* **Dataset records**:

════

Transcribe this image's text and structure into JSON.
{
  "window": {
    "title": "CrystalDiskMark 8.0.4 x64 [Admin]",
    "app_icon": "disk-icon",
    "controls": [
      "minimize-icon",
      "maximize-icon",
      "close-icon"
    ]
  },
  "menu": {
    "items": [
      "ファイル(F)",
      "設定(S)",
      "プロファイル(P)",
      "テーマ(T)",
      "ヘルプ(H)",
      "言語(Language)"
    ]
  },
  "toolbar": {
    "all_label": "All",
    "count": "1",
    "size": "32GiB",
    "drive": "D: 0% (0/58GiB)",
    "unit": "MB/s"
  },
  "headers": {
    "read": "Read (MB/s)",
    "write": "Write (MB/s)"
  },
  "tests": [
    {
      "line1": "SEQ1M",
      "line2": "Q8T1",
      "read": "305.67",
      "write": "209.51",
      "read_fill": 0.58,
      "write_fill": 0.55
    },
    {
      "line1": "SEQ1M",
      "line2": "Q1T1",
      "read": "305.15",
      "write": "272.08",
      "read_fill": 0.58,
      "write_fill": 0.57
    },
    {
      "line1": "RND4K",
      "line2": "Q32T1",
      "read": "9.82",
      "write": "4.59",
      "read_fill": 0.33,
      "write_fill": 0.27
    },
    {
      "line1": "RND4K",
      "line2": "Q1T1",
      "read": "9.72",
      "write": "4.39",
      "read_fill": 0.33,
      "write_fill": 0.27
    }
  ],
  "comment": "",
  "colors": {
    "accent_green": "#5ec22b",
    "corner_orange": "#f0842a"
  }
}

════

Copy each entry exactly, with nothing added or dropped.

* **TASK ANSWER**:
Transcribe this image's text and structure into JSON.
{
  "window": {
    "title": "CrystalDiskMark 8.0.4 x64 [Admin]",
    "app_icon": "disk-icon",
    "controls": [
      "minimize-icon",
      "maximize-icon",
      "close-icon"
    ]
  },
  "menu": {
    "items": [
      "ファイル(F)",
      "設定(S)",
      "プロファイル(P)",
      "テーマ(T)",
      "ヘルプ(H)",
      "言語(Language)"
    ]
  },
  "toolbar": {
    "all_label": "All",
    "count": "1",
    "size": "32GiB",
    "drive": "D: 0% (0/58GiB)",
    "unit": "MB/s"
  },
  "headers": {
    "read": "Read (MB/s)",
    "write": "Write (MB/s)"
  },
  "tests": [
    {
      "line1": "SEQ1M",
      "line2": "Q8T1",
      "read": "305.67",
      "write": "209.51",
      "read_fill": 0.58,
      "write_fill": 0.55
    },
    {
      "line1": "SEQ1M",
      "line2": "Q1T1",
      "read": "305.15",
      "write": "272.08",
      "read_fill": 0.58,
      "write_fill": 0.57
    },
    {
      "line1": "RND4K",
      "line2": "Q32T1",
      "read": "9.82",
      "write": "4.59",
      "read_fill": 0.33,
      "write_fill": 0.27
    },
    {
      "line1": "RND4K",
      "line2": "Q1T1",
      "read": "9.72",
      "write": "4.39",
      "read_fill": 0.33,
      "write_fill": 0.27
    }
  ],
  "comment": "",
  "colors": {
    "accent_green": "#5ec22b",
    "corner_orange": "#f0842a"
  }
}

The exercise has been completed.